Supplied material

================================

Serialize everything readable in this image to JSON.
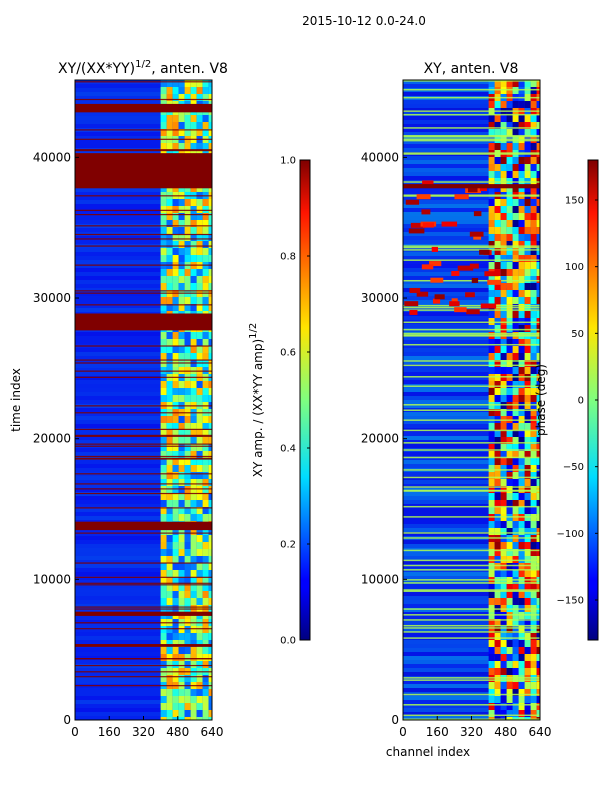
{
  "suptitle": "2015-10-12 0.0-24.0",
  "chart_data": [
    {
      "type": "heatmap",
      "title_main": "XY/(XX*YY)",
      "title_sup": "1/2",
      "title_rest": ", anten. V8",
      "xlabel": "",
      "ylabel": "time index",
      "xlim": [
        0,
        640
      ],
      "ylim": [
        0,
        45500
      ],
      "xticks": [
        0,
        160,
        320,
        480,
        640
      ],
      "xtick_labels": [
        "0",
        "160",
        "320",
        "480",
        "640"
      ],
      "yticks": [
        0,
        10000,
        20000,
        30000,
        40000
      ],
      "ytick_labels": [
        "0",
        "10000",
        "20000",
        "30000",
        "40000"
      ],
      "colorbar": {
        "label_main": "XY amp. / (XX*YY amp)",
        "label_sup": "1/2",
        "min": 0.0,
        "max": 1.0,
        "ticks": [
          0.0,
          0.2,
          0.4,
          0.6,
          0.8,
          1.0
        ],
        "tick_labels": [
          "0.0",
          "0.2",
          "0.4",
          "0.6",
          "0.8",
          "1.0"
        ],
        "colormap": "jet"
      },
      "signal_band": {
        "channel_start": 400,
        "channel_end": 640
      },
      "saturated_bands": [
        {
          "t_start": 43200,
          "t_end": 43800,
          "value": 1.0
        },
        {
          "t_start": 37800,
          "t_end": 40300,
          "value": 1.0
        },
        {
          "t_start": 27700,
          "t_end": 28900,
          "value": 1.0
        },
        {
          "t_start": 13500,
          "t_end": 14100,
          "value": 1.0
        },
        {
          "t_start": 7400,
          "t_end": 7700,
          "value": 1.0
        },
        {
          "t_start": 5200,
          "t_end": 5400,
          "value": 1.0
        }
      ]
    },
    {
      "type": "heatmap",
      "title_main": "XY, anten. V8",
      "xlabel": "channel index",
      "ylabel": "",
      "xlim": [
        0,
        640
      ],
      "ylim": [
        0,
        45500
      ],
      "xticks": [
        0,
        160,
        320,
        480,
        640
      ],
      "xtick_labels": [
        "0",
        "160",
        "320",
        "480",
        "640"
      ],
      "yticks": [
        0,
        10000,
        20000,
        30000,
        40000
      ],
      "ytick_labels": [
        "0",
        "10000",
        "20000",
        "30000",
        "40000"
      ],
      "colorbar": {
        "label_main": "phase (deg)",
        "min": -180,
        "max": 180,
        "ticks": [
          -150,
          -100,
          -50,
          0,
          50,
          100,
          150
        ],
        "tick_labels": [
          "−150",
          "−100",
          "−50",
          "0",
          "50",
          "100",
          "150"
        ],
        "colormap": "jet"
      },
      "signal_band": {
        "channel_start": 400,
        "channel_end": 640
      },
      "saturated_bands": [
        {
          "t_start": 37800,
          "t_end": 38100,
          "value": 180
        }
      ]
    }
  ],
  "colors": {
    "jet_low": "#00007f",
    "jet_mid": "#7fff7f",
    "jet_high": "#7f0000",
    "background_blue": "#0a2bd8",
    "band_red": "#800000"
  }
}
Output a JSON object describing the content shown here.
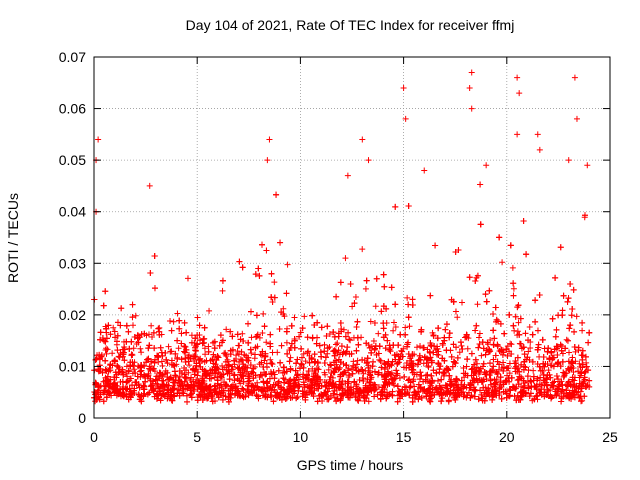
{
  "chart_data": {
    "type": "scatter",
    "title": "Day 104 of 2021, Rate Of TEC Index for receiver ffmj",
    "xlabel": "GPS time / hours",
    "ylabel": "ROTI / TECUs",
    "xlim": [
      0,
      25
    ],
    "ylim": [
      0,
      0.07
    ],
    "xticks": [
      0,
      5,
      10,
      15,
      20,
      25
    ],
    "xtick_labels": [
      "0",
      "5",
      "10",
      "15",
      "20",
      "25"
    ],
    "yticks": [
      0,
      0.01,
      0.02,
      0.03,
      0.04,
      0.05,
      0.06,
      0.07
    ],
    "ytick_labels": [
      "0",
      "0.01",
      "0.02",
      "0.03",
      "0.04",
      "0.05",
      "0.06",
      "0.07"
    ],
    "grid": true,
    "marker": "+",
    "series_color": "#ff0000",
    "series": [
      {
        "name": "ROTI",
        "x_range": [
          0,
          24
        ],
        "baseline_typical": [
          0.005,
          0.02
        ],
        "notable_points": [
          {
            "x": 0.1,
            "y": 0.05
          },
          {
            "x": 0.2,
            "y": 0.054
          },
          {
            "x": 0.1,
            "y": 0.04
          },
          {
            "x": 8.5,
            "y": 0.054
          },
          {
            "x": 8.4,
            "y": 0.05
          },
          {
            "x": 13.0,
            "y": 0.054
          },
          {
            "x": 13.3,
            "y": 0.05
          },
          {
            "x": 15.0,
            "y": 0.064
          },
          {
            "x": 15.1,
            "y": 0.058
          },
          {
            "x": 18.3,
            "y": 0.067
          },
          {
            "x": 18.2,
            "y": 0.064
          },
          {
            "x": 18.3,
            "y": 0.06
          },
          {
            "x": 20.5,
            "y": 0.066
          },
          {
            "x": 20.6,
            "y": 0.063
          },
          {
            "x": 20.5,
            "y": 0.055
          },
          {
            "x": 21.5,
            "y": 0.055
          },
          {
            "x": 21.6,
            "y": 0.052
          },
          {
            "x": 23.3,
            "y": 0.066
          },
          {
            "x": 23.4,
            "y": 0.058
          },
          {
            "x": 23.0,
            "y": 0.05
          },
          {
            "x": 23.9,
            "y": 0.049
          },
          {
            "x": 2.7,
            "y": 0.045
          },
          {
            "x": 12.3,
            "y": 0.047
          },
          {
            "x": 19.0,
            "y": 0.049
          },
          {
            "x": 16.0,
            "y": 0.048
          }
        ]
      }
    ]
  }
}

================================

Written request
Look through the entries above and list every line containing "xlabel".

Task answer
      "xlabel": "",
      "xlabel": "channel index",
    "xlabel": "GPS time / hours",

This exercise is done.